> **CHALLENGE**
Report, as a bare number, how many lines contain the string "Diese".

- - - - - - -

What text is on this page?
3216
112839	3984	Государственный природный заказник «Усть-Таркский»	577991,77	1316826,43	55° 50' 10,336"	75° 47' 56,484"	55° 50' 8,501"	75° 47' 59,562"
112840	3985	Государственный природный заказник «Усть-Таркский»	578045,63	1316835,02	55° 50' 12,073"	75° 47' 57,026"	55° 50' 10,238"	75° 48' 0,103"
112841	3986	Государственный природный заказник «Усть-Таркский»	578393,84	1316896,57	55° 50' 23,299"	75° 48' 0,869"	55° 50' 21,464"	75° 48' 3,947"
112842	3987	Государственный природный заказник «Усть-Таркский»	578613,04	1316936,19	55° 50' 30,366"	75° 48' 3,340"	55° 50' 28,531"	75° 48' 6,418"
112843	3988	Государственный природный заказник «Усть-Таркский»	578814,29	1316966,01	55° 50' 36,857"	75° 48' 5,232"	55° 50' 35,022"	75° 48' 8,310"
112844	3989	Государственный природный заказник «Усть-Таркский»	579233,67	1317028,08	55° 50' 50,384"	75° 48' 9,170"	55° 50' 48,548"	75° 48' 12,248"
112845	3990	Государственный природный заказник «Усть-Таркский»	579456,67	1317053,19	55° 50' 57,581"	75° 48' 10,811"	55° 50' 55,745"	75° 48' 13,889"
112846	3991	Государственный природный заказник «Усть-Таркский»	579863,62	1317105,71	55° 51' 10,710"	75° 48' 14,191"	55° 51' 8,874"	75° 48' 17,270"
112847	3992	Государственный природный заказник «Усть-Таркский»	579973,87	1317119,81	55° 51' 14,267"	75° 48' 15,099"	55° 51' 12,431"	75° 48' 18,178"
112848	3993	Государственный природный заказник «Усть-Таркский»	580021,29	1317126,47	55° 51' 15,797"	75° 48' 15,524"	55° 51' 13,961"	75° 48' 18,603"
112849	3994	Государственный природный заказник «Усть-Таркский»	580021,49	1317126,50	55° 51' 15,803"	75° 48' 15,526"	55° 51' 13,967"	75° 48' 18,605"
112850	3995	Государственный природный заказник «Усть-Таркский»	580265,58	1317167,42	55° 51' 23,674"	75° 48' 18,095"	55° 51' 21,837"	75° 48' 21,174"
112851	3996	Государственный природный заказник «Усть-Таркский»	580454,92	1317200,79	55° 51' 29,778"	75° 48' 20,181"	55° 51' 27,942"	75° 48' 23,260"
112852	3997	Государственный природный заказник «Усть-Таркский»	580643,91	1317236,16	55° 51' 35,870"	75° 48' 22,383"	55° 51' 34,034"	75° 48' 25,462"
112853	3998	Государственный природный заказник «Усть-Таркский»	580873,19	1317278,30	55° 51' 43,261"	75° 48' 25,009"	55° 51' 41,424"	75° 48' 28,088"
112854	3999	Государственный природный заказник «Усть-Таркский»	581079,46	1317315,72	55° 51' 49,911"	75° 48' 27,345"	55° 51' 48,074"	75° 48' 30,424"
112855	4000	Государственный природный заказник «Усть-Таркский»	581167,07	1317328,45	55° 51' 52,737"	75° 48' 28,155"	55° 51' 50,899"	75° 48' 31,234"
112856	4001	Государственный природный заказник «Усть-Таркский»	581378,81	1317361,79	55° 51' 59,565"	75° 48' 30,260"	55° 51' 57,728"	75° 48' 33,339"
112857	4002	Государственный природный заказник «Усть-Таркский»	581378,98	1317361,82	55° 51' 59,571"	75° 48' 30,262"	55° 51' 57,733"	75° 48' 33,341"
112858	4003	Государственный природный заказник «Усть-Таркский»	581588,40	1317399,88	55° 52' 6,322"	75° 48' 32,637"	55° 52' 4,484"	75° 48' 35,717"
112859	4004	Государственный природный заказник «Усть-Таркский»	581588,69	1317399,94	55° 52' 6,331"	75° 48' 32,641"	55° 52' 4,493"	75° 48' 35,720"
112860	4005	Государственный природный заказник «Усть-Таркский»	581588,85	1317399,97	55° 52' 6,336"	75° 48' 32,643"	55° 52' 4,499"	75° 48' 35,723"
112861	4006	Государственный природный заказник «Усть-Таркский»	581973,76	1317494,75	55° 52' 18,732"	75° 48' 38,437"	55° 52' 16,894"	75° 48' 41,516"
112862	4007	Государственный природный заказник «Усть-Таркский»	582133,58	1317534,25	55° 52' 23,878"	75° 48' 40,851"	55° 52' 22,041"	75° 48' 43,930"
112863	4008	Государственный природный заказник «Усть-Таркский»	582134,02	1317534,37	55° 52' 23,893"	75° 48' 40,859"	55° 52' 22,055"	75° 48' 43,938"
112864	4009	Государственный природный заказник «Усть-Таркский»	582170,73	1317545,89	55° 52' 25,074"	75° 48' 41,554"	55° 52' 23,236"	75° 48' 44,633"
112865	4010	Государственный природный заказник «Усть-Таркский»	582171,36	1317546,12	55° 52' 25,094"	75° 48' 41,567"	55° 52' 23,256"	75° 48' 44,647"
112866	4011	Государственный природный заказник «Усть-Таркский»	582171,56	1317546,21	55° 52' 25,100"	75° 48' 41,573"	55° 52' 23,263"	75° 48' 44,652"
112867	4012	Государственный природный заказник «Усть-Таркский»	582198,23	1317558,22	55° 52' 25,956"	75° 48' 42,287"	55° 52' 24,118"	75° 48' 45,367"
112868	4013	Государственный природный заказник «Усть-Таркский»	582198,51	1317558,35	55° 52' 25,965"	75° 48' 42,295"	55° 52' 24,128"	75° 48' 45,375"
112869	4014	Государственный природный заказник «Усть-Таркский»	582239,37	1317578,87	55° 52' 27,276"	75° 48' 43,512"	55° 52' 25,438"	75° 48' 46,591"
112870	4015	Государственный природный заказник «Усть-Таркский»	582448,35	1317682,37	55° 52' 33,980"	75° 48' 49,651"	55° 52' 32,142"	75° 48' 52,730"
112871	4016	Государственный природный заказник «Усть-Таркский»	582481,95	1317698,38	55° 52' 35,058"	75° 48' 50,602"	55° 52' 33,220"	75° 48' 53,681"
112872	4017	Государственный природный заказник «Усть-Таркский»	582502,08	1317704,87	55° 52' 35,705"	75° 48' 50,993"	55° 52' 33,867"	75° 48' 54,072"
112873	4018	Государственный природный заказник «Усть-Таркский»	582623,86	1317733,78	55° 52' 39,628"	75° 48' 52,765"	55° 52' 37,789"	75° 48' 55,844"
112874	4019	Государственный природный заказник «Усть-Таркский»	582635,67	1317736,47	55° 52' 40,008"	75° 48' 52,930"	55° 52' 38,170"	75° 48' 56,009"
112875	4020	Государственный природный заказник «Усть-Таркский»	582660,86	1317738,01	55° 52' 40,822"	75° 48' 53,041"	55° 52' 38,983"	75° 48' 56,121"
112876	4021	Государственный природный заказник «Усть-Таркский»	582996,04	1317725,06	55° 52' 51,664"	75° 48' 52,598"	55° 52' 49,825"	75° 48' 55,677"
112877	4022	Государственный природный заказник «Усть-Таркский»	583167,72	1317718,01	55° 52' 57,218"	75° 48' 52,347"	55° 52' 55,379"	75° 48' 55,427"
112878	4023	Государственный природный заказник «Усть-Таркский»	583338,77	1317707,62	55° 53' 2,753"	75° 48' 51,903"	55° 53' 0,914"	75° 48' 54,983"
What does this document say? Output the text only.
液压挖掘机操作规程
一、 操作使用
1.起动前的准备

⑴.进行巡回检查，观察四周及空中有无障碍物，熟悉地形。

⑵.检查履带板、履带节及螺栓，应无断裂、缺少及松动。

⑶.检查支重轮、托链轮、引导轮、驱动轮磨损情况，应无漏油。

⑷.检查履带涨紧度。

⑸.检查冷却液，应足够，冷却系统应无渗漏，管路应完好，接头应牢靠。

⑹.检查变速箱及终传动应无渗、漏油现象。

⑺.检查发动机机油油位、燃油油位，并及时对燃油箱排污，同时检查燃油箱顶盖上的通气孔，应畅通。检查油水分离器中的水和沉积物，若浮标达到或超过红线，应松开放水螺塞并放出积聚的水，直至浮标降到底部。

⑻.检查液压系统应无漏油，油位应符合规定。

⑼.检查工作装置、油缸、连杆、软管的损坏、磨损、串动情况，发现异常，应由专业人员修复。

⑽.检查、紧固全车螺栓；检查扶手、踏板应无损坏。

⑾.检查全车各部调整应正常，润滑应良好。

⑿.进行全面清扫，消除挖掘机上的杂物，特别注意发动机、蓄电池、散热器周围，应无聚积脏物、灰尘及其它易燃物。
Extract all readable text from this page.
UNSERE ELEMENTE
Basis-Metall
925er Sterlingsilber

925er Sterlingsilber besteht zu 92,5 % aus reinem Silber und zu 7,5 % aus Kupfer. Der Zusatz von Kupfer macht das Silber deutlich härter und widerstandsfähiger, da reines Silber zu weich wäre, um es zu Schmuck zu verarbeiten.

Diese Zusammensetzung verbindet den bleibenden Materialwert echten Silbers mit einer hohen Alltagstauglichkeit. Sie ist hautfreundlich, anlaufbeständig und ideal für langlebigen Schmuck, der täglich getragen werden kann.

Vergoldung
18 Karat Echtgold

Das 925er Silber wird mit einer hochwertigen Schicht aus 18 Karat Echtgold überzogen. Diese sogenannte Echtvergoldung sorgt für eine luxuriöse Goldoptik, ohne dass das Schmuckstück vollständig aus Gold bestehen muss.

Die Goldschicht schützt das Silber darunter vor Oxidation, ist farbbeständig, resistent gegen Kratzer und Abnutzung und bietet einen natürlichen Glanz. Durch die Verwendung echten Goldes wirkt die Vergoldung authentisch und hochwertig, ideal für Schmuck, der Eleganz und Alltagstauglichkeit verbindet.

- - - - - - -

> **RESULT BELOW**
2